▶ [WHAT NEEDS TO BE DONE]: Convert the lines into a Markdown table with the columns Row and Line, starting at the first line and stopping after the line that has "x-tick-label: 100 [628, 576, 647, 587]". Leave out blank lines.

▶ [EXERCISE INPUT]:
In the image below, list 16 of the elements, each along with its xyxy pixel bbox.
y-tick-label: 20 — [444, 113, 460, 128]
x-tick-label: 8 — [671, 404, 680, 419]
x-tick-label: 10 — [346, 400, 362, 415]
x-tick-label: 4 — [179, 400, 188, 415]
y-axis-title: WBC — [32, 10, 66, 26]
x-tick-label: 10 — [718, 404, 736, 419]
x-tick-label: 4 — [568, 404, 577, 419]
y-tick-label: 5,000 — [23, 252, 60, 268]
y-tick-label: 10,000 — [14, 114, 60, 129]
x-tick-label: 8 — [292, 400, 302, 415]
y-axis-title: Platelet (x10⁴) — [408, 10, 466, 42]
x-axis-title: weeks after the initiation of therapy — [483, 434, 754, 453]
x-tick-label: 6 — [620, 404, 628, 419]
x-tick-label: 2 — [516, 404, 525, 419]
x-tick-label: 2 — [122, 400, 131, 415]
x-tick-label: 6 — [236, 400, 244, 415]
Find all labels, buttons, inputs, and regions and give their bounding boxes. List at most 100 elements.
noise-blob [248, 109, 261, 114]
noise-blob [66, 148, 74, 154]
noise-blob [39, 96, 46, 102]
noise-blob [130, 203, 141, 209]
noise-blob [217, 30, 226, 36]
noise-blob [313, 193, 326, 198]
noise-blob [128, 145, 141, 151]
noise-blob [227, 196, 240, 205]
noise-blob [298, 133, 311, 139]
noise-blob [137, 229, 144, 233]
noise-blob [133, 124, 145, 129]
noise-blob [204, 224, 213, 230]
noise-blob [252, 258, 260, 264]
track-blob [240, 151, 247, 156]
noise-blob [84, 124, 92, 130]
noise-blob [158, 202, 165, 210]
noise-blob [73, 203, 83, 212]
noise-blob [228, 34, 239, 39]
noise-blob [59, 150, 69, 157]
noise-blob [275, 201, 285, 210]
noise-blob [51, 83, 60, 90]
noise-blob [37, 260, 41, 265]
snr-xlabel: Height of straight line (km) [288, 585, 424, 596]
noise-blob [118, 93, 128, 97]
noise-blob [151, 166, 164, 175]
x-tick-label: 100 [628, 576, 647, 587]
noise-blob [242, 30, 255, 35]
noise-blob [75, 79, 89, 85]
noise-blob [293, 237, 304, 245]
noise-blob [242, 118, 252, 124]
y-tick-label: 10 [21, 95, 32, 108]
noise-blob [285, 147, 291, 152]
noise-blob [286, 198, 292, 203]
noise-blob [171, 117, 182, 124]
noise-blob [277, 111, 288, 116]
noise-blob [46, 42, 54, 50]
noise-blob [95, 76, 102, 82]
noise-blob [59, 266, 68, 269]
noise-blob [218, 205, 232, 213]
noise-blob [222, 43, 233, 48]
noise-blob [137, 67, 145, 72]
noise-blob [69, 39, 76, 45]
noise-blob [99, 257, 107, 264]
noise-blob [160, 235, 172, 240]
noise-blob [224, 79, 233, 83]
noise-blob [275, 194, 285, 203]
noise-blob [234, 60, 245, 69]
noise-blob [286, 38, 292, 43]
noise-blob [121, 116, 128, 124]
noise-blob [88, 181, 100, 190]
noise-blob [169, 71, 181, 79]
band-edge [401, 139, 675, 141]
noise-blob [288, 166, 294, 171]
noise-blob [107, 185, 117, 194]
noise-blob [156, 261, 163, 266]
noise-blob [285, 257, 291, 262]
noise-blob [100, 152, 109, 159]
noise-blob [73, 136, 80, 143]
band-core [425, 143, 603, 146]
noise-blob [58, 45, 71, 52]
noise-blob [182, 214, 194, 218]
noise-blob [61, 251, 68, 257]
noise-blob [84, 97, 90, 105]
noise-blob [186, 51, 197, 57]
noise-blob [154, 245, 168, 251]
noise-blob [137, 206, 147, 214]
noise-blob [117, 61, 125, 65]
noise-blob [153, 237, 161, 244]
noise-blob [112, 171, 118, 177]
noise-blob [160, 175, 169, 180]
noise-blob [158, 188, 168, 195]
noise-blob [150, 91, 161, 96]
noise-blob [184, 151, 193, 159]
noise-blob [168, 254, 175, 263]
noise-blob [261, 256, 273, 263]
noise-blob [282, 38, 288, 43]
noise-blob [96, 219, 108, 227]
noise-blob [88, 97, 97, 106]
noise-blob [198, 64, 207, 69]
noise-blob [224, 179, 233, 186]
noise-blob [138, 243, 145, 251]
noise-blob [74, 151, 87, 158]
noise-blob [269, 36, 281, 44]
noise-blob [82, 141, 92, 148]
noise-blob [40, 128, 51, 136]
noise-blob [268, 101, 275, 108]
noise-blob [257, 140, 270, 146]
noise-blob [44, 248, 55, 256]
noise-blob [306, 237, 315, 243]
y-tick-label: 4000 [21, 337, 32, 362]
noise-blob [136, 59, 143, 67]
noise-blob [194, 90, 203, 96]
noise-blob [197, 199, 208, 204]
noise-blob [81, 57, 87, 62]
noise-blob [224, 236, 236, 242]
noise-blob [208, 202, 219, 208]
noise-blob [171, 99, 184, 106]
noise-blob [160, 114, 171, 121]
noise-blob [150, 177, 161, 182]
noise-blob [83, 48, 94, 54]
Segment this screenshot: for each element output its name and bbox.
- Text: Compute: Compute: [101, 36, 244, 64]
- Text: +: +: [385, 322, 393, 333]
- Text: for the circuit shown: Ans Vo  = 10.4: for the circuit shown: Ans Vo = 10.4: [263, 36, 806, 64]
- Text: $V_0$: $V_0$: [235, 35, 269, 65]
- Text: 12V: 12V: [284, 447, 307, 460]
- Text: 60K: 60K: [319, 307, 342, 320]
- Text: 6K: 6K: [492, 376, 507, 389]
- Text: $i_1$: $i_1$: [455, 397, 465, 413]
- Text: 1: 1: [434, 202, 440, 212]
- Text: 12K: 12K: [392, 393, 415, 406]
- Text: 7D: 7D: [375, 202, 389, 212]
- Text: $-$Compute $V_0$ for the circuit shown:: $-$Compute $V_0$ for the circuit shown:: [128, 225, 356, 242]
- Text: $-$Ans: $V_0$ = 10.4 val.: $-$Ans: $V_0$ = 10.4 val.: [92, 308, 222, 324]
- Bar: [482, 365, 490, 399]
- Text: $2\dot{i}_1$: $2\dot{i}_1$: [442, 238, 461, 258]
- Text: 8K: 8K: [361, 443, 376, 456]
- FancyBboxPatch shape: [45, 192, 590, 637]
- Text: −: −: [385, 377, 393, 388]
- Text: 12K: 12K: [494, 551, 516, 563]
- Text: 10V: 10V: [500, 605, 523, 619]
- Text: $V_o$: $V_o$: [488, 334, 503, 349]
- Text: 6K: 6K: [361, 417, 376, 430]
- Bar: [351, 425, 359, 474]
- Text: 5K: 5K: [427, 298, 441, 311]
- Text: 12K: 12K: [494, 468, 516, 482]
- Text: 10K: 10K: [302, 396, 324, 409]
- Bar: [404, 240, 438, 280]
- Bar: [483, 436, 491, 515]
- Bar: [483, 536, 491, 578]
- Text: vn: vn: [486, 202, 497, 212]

▶ [ANSWER BELOW]:
| Row | Line |
|---|---|
| 1 | In the image below, list 16 of the elements, each along with its xyxy pixel bbox. |
| 2 | y-tick-label: 20 — [444, 113, 460, 128] |
| 3 | x-tick-label: 8 — [671, 404, 680, 419] |
| 4 | x-tick-label: 10 — [346, 400, 362, 415] |
| 5 | x-tick-label: 4 — [179, 400, 188, 415] |
| 6 | y-axis-title: WBC — [32, 10, 66, 26] |
| 7 | x-tick-label: 10 — [718, 404, 736, 419] |
| 8 | x-tick-label: 4 — [568, 404, 577, 419] |
| 9 | y-tick-label: 5,000 — [23, 252, 60, 268] |
| 10 | y-tick-label: 10,000 — [14, 114, 60, 129] |
| 11 | x-tick-label: 8 — [292, 400, 302, 415] |
| 12 | y-axis-title: Platelet (x10⁴) — [408, 10, 466, 42] |
| 13 | x-axis-title: weeks after the initiation of therapy — [483, 434, 754, 453] |
| 14 | x-tick-label: 6 — [620, 404, 628, 419] |
| 15 | x-tick-label: 2 — [516, 404, 525, 419] |
| 16 | x-tick-label: 2 — [122, 400, 131, 415] |
| 17 | x-tick-label: 6 — [236, 400, 244, 415] |
| 18 | Find all labels, buttons, inputs, and regions and give their bounding boxes. List at most 100 elements. |
| 19 | noise-blob [248, 109, 261, 114] |
| 20 | noise-blob [66, 148, 74, 154] |
| 21 | noise-blob [39, 96, 46, 102] |
| 22 | noise-blob [130, 203, 141, 209] |
| 23 | noise-blob [217, 30, 226, 36] |
| 24 | noise-blob [313, 193, 326, 198] |
| 25 | noise-blob [128, 145, 141, 151] |
| 26 | noise-blob [227, 196, 240, 205] |
| 27 | noise-blob [298, 133, 311, 139] |
| 28 | noise-blob [137, 229, 144, 233] |
| 29 | noise-blob [133, 124, 145, 129] |
| 30 | noise-blob [204, 224, 213, 230] |
| 31 | noise-blob [252, 258, 260, 264] |
| 32 | track-blob [240, 151, 247, 156] |
| 33 | noise-blob [84, 124, 92, 130] |
| 34 | noise-blob [158, 202, 165, 210] |
| 35 | noise-blob [73, 203, 83, 212] |
| 36 | noise-blob [228, 34, 239, 39] |
| 37 | noise-blob [59, 150, 69, 157] |
| 38 | noise-blob [275, 201, 285, 210] |
| 39 | noise-blob [51, 83, 60, 90] |
| 40 | noise-blob [37, 260, 41, 265] |
| 41 | snr-xlabel: Height of straight line (km) [288, 585, 424, 596] |
| 42 | noise-blob [118, 93, 128, 97] |
| 43 | noise-blob [151, 166, 164, 175] |
| 44 | x-tick-label: 100 [628, 576, 647, 587] |